● ARTICLE:
+ + +
The oxygen content in the weld was computed using the ASTM E 1019-18 inert gas fusion method. The detection limit of the instrument used was 0.0002% based upon a sample size of 1 g. The precision was 0.0001% based upon the sample size of 1 g. The specimens were extracted from the center of each wall by wire electrical discharge machining. The oxygen content, when using the ternary blend shielding gas, was found to be 0.043 wt. % (430 ppm), while using a binary blend was 0.051 wt. % (510 ppm). There are two potential explanations for this observation. First, the larger amount of CO₂ present in the binary blend could result in a higher oxygen content in the bulk material. Second, the wider bead size produced by the binary mixture correlates to a larger surface area, which may have led to higher oxidation. Oxygen is a surface active element; thus, the presence of oxygen may have some role in increasing the width of the weld-bead in the binary blend. In addition, the ternary blend with hotter gas helium has a larger penetration profile but a narrower bead. To further investigate, a high-fidelity computational fluid dynamics (CFD) model was used to simulate the bead-on-plate model. Although two-bead single layer and multi-layer WAAM models may have different outcomes, in this study, only a single bead, single layer was simulated. The following assumptions were made in the simulation:

(1)

The oxygen content remains the same in the molten and solid states.

(2)

The surface tension changes with the temperature and composition of oxygen, according to Equation (1). Moreover, only the Fe-O system is considered.

(3)

The physical properties, such as thermal conductivity, specific heat, and viscosity are assumed constant.

2.5. Mathematical Model

The equations of conservation of mass, momentum, and energy were solved in a three-dimensional domain using the volume-of-fluid method to generate and predict the weld pool geometry. The flow was considered laminar. A more detailed description of this model has been presented in the literature [24] (Silwal and Santangelo 2018). For the GMAW surface tension transfer process, the mass droplets with energy and momentum were considered. The heat flux and surface tension were used as boundary conditions. The heat and mass loss due to conduction, convection, radiation, and vaporization were considered as boundary conditions.

$$\gamma =1.943-4.3\times {10}^4\left(T-1811\right)-RT2.03\times {10}^8\mathit{ln}[1+1.38\times {10}^{-2}{a}_i{e}^{-\left(\frac{-143.3\times {10}^6}{RT}\right)}]$$

(2)

where T is in Kelvin (K), R is in J K⁻¹ mol⁻¹, and γ is in N m⁻¹. The equation above was used to calculate the surface tension coefficient for the varied concentrations of oxygen in the Fe-O system.
+ + +
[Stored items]
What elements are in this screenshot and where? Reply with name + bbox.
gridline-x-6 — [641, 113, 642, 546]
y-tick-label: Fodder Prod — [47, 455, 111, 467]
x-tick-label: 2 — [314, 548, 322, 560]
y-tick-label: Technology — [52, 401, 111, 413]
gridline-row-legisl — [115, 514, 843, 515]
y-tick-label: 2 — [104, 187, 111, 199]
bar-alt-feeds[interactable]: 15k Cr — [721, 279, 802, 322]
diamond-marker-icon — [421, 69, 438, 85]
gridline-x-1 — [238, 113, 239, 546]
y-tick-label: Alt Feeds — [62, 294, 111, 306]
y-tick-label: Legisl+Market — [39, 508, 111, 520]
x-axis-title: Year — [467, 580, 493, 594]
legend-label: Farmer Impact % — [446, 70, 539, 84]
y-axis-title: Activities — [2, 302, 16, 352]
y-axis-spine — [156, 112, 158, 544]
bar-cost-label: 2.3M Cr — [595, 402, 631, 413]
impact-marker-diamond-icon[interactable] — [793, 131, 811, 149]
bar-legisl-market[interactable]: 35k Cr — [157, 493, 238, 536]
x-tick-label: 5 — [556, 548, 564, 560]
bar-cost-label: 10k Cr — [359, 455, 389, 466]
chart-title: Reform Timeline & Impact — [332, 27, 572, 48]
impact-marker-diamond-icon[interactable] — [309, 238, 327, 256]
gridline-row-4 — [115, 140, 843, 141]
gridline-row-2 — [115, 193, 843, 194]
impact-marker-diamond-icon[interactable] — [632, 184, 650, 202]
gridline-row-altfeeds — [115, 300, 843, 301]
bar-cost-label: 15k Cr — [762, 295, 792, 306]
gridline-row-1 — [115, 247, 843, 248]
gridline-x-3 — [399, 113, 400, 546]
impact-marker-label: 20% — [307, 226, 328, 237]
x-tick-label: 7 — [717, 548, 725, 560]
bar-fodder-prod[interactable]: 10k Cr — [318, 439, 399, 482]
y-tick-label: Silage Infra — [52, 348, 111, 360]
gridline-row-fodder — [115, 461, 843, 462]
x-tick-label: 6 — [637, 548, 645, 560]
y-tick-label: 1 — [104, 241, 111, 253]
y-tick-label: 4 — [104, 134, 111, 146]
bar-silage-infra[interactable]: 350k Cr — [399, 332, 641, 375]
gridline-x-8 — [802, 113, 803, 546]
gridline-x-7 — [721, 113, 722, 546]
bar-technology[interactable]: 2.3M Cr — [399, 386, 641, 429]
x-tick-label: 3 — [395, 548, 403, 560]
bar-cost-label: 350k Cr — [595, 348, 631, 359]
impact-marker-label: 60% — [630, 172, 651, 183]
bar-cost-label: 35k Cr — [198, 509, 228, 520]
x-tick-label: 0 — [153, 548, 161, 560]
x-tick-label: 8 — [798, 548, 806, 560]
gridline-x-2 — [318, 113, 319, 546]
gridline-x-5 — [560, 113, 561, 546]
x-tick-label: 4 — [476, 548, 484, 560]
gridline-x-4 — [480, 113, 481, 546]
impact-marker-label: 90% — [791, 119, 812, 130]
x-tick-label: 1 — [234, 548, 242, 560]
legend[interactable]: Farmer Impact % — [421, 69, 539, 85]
+ + +
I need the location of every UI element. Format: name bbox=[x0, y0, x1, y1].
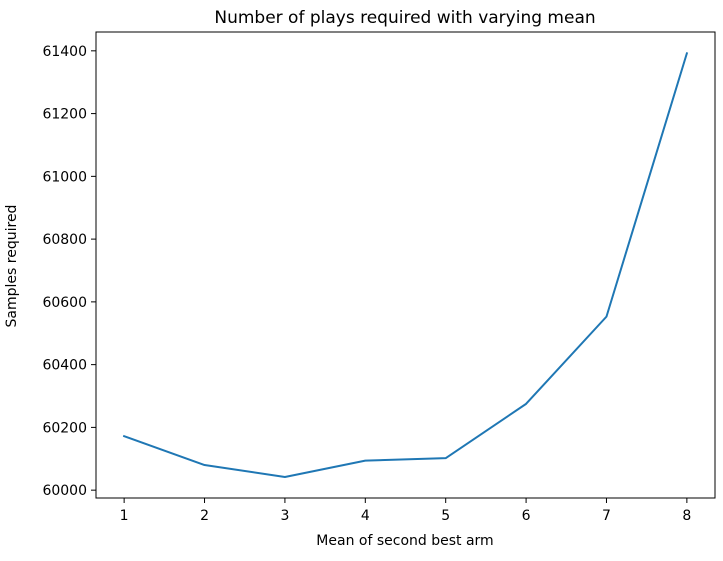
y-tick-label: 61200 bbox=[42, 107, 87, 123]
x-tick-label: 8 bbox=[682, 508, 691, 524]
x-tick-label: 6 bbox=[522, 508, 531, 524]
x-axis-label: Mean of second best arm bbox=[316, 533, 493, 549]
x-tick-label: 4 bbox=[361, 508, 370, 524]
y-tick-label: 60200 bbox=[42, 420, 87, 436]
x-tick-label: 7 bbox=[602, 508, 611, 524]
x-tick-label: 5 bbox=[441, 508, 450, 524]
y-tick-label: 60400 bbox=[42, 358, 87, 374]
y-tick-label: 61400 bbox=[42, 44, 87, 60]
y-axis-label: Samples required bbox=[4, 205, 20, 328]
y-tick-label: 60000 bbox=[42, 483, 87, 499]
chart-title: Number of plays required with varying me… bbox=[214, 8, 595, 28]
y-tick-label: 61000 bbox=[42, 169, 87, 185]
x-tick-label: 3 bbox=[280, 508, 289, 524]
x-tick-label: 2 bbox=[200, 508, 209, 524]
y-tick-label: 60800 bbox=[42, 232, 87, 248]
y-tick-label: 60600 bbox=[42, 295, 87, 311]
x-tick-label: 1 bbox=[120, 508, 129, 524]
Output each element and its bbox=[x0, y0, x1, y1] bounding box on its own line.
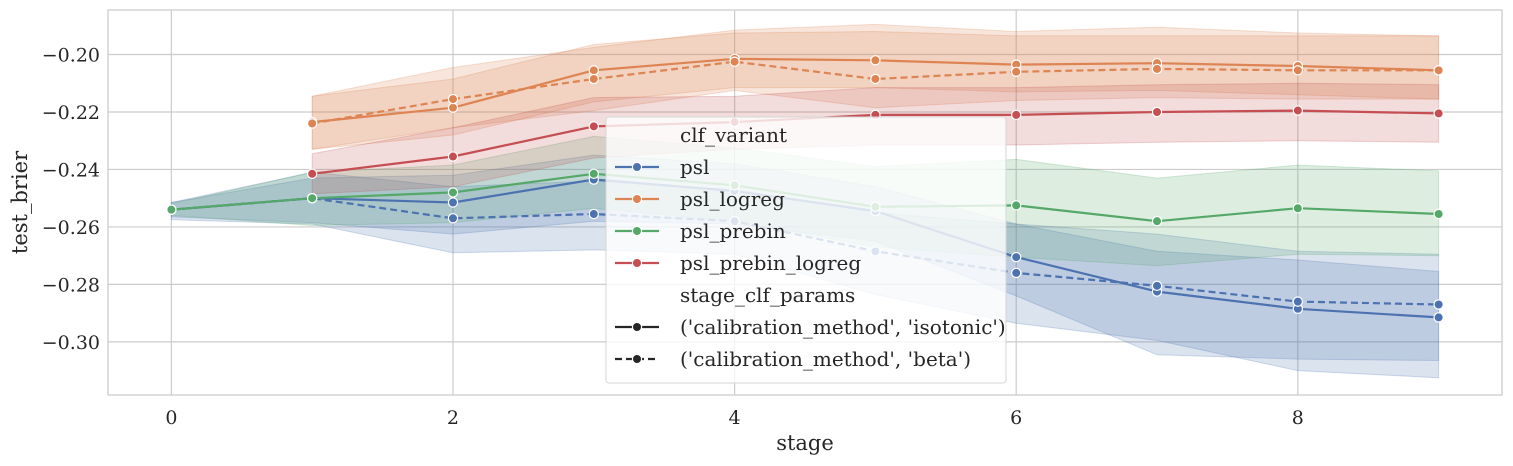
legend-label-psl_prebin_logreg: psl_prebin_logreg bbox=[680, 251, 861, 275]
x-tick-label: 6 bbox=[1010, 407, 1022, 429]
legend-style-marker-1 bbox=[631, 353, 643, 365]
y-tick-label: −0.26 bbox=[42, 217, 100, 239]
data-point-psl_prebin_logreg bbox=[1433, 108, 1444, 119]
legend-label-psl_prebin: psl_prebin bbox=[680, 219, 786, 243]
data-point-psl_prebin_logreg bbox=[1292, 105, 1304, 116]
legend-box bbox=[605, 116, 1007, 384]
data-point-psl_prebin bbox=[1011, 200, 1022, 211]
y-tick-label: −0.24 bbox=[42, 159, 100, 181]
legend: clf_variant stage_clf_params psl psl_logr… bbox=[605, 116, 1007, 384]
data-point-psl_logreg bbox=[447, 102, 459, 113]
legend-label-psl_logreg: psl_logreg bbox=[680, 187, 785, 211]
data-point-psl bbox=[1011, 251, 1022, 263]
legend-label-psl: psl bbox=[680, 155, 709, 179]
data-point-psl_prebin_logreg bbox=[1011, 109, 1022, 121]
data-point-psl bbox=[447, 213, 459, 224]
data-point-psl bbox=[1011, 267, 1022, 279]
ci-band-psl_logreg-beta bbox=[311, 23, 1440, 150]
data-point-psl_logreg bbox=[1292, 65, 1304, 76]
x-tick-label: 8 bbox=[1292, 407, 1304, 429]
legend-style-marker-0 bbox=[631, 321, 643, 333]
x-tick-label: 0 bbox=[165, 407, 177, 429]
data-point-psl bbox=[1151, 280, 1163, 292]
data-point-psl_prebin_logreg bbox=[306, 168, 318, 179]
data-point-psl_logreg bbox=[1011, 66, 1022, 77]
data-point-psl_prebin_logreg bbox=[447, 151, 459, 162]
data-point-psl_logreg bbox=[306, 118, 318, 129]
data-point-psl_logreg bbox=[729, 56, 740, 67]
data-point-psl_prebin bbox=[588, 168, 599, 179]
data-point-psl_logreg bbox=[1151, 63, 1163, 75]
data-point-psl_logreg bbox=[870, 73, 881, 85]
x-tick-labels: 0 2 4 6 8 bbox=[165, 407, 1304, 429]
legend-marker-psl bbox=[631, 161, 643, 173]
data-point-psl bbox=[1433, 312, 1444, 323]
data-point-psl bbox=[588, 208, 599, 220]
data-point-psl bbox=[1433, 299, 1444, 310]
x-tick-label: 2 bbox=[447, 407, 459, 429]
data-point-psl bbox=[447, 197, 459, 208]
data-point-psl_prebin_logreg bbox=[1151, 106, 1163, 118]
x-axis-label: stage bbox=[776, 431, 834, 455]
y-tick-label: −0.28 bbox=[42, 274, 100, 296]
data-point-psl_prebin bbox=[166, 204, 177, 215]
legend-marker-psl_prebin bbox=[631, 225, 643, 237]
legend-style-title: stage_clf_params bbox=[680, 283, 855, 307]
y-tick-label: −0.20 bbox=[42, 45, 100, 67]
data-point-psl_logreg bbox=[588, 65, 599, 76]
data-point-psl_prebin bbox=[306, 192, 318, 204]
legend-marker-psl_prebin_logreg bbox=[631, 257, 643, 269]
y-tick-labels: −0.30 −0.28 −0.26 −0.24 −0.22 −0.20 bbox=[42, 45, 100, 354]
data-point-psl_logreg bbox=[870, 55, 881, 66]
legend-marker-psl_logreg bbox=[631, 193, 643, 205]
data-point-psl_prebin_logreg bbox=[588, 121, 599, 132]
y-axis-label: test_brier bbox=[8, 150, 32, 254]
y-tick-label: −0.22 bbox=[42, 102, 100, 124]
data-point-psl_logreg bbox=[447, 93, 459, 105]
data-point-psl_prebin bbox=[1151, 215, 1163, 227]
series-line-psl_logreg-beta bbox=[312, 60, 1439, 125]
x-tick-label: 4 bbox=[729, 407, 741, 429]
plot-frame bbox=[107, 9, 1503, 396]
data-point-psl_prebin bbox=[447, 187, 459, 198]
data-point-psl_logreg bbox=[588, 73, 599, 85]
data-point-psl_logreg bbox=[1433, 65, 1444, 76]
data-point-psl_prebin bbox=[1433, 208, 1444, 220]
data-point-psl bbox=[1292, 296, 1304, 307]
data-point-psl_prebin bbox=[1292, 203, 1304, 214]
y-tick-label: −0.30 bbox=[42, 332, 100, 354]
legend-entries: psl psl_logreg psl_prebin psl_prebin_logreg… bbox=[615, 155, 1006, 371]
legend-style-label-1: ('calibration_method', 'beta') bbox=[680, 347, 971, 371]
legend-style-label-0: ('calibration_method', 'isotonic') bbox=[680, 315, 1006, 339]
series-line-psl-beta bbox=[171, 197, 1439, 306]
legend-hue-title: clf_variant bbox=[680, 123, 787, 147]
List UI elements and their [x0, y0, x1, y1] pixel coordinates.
+ + +
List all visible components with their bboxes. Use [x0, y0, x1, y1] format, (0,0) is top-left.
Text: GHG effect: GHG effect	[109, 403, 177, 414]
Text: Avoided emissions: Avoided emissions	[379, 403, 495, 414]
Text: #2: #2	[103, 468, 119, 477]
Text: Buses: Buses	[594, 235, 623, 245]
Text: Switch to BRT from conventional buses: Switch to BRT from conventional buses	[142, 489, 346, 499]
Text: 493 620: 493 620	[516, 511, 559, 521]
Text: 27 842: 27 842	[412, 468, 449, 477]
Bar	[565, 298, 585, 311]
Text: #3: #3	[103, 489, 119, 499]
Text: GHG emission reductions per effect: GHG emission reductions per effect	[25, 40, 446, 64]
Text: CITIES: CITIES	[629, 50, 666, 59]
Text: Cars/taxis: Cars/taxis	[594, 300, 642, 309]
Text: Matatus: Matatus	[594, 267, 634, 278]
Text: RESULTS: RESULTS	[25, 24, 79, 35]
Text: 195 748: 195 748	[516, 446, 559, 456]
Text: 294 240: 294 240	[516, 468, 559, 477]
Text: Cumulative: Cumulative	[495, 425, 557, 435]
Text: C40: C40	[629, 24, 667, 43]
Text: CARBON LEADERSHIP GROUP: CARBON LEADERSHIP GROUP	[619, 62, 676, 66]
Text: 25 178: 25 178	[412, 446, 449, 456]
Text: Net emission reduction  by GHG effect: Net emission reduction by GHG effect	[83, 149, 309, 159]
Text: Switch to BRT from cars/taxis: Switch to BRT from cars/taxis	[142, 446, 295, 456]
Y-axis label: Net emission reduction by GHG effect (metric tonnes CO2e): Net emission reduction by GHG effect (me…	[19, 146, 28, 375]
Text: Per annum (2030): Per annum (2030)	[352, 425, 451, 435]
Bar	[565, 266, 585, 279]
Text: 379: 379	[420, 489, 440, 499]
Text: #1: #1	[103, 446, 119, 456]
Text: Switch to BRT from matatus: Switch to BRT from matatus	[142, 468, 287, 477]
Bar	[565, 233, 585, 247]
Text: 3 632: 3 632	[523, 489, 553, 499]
+ + +
● WORK TO COMPLETE:
a - Write out the part of the weld oxygen article that begins at the words "The equations of" and stops after "considered as boundary conditions.".
b - What two explanations does the weld oxygen article offer for the binary blend producing a higher oxygen content than the ternary blend? Answer in one to three sentences.
c - What follows the last sentence of the weld oxygen article? Continue it from that point.
The listing comes from a separate source unrelated to the weld oxygen article.

● RESPONSE LIST:
a -
The equations of conservation of mass, momentum, and energy were solved in a three-dimensional domain using the volume-of-fluid method to generate and predict the weld pool geometry. The flow was considered laminar. A more detailed description of this model has been presented in the literature [24] (Silwal and Santangelo 2018). For the GMAW surface tension transfer process, the mass droplets with energy and momentum were considered. The heat flux and surface tension were used as boundary conditions. The heat and mass loss due to conduction, convection, radiation, and vaporization were considered as boundary conditions.

b - The binary blend contains a larger amount of CO₂, which could raise the oxygen content in the bulk material. The binary mixture also produces a wider bead with a larger surface area, which may have led to more oxidation.

c -
Heat loss due to various modes of heat transfer and heat loss through vaporization was also considered in this model by

$$K\frac{\partial T}{\partial \overrightarrow{n}}+h(Ts-T)+{{\displaystyle q}}_{vap}+{{\displaystyle q}}_{rad}={{\displaystyle q(r)}}_{}$$

(3)

where K is the thermal conductivity, n is the normal vector, Ts is the surface temperature, q_vap is the heat loss through vaporization, and q_rad is heat loss through radiation.

The base metal and droplets were assumed to be stainless steel, and their thermophysical properties are listed in

Table 2. Data related to surface tension used in the numerical simulation.

Property	Value
Surface tension of pure metal at melting temperature (N m−1)	1.943
Viscosity (kg m−1 s−1)	0.006
Specific heat (J kg−1 K−1)	460
Thermal conductivity (W m−1 K−1)	22
Liquidus temperature (K)	1811
Solidus temperature (K)	1670
Latent heat of fusion (J kg−1)	2.45 × 105
Reference temperature (K)	1670
Contact angle (degree)	90
Saturation pressure (N m−2)	1.01 × 105
Saturation temperature (K)	2843
Latent heat of vaporization (J kg−1)	6.34 × 106
Specific heat ratio	1.41
Vapor specific heat (J kg−1 K−1)	460
Universal gas constant (J mol−1 K−1)	8.314
Initial drop temperature (K)	2000
Surface excess at saturation (mol m−1)	2.03 × 10−8
Negative of temperature coefficient of surface tension of a pure Metal (N m−1 K−1)	4.3 × 10−4
Constant related to entropy of segregation	0.0138
Standard heat of adsorption (J mol−1)	1.463 × 105

[25]. Three cases were simulated: Case 1—the heat flux input was varied for the same surface tension coefficient; Case 2—the surface tension coefficient was varied for the same heat flux; and Case 3—both heat flux and surface tension were varied.

Case 1: Same surface tension with different heat fluxes inputs

The simulation was performed with three different cases of input heat fluxes: first with the actual heat flux, second with a three-fold increase of the heat flux, and third with a six-fold increase. In all cases, the oxygen concentration was 310 ppm. The heat flux distribution was calculated using Equation (4):

$$q(r)=\frac{\eta VI}{2\pi {{\displaystyle \sigma }}^2}\exp -\left(\frac{{{\displaystyle r}}^2}{{{\displaystyle \sigma }}^2}\right)$$

(4)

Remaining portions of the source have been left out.